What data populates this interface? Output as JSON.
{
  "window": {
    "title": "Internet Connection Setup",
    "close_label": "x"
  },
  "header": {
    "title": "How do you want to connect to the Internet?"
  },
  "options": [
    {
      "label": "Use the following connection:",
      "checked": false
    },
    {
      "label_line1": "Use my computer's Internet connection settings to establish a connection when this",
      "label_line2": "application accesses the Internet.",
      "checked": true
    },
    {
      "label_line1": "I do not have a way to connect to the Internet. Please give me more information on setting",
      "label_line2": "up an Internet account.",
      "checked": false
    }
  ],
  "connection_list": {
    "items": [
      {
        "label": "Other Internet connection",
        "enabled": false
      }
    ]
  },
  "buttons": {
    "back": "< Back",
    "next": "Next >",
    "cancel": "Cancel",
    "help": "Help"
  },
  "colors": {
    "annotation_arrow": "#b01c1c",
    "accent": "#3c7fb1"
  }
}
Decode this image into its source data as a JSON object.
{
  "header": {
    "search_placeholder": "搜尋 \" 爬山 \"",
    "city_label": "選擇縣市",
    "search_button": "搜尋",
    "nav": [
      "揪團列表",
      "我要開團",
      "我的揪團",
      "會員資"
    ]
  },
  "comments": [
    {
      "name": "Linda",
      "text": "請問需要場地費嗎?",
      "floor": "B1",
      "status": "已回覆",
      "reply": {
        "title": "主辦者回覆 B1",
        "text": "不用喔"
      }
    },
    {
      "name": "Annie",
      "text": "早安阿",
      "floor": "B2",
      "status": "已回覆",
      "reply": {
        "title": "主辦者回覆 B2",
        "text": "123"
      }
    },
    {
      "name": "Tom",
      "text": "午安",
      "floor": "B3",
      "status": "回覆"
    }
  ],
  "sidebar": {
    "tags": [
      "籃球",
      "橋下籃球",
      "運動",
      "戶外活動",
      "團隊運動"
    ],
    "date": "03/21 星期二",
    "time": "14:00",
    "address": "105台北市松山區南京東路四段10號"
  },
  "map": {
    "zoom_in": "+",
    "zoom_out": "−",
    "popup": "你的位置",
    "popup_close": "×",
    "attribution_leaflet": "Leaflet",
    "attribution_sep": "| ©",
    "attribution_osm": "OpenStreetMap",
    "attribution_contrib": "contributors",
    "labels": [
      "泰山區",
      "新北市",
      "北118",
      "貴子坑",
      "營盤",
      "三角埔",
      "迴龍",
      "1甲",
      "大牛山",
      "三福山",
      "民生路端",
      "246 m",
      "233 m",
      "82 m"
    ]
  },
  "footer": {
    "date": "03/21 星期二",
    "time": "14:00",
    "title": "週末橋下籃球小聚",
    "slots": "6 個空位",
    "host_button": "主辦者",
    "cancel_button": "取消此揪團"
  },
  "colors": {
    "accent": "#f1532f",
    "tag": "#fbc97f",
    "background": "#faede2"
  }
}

--

_Task to complete_
Retype the material above, line by line, exactly.

_Written solution_
What data populates this interface? Output as JSON.
{
  "window": {
    "title": "Internet Connection Setup",
    "close_label": "x"
  },
  "header": {
    "title": "How do you want to connect to the Internet?"
  },
  "options": [
    {
      "label": "Use the following connection:",
      "checked": false
    },
    {
      "label_line1": "Use my computer's Internet connection settings to establish a connection when this",
      "label_line2": "application accesses the Internet.",
      "checked": true
    },
    {
      "label_line1": "I do not have a way to connect to the Internet. Please give me more information on setting",
      "label_line2": "up an Internet account.",
      "checked": false
    }
  ],
  "connection_list": {
    "items": [
      {
        "label": "Other Internet connection",
        "enabled": false
      }
    ]
  },
  "buttons": {
    "back": "< Back",
    "next": "Next >",
    "cancel": "Cancel",
    "help": "Help"
  },
  "colors": {
    "annotation_arrow": "#b01c1c",
    "accent": "#3c7fb1"
  }
}
Decode this image into its source data as a JSON object.
{
  "header": {
    "search_placeholder": "搜尋 \" 爬山 \"",
    "city_label": "選擇縣市",
    "search_button": "搜尋",
    "nav": [
      "揪團列表",
      "我要開團",
      "我的揪團",
      "會員資"
    ]
  },
  "comments": [
    {
      "name": "Linda",
      "text": "請問需要場地費嗎?",
      "floor": "B1",
      "status": "已回覆",
      "reply": {
        "title": "主辦者回覆 B1",
        "text": "不用喔"
      }
    },
    {
      "name": "Annie",
      "text": "早安阿",
      "floor": "B2",
      "status": "已回覆",
      "reply": {
        "title": "主辦者回覆 B2",
        "text": "123"
      }
    },
    {
      "name": "Tom",
      "text": "午安",
      "floor": "B3",
      "status": "回覆"
    }
  ],
  "sidebar": {
    "tags": [
      "籃球",
      "橋下籃球",
      "運動",
      "戶外活動",
      "團隊運動"
    ],
    "date": "03/21 星期二",
    "time": "14:00",
    "address": "105台北市松山區南京東路四段10號"
  },
  "map": {
    "zoom_in": "+",
    "zoom_out": "−",
    "popup": "你的位置",
    "popup_close": "×",
    "attribution_leaflet": "Leaflet",
    "attribution_sep": "| ©",
    "attribution_osm": "OpenStreetMap",
    "attribution_contrib": "contributors",
    "labels": [
      "泰山區",
      "新北市",
      "北118",
      "貴子坑",
      "營盤",
      "三角埔",
      "迴龍",
      "1甲",
      "大牛山",
      "三福山",
      "民生路端",
      "246 m",
      "233 m",
      "82 m"
    ]
  },
  "footer": {
    "date": "03/21 星期二",
    "time": "14:00",
    "title": "週末橋下籃球小聚",
    "slots": "6 個空位",
    "host_button": "主辦者",
    "cancel_button": "取消此揪團"
  },
  "colors": {
    "accent": "#f1532f",
    "tag": "#fbc97f",
    "background": "#faede2"
  }
}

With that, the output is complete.